Problem to solve =
Which lines hold the word "name"? Copy each of them from the material.

Data entries =
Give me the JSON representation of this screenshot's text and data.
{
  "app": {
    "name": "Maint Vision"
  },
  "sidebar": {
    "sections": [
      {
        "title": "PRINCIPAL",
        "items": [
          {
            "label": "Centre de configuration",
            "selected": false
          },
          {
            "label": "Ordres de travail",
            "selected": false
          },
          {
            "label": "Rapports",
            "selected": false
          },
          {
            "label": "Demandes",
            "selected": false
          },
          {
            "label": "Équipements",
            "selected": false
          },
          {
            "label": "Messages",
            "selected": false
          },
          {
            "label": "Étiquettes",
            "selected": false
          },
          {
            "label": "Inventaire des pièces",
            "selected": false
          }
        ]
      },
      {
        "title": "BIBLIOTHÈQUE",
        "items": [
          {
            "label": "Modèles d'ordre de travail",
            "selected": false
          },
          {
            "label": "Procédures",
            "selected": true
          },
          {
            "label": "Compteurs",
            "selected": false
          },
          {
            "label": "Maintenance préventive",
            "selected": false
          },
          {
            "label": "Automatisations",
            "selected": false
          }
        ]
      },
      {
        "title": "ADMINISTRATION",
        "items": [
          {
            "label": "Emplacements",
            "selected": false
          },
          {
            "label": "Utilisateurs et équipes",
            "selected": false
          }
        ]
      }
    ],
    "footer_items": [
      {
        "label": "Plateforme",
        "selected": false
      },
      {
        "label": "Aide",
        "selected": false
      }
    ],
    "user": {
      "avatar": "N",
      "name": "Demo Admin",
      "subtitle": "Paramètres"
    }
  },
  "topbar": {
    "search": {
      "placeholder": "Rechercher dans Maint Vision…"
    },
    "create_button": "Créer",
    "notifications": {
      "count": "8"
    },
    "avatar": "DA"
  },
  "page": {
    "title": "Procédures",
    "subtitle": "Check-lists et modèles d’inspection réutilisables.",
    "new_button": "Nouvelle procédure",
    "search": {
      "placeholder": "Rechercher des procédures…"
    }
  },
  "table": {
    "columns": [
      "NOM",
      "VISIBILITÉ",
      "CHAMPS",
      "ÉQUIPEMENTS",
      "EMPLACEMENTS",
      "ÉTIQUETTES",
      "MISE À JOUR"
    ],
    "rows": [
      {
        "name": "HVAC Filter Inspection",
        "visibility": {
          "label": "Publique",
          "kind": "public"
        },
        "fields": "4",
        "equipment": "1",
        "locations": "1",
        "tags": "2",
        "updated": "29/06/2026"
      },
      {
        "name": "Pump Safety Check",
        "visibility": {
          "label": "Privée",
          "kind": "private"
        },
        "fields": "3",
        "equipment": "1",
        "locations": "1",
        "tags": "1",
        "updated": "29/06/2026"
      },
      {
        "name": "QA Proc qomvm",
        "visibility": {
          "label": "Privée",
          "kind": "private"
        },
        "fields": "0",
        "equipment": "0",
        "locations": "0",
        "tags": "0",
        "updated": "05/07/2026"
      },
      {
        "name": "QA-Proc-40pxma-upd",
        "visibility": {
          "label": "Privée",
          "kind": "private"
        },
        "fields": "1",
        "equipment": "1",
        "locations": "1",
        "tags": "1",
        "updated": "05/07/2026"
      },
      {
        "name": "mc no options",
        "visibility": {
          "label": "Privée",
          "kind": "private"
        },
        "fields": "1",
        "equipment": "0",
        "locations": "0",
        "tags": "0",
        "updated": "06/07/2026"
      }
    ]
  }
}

Written reply =
    "name": "Maint Vision"
      "name": "Demo Admin",
        "name": "HVAC Filter Inspection",
        "name": "Pump Safety Check",
        "name": "QA Proc qomvm",
        "name": "QA-Proc-40pxma-upd",
        "name": "mc no options",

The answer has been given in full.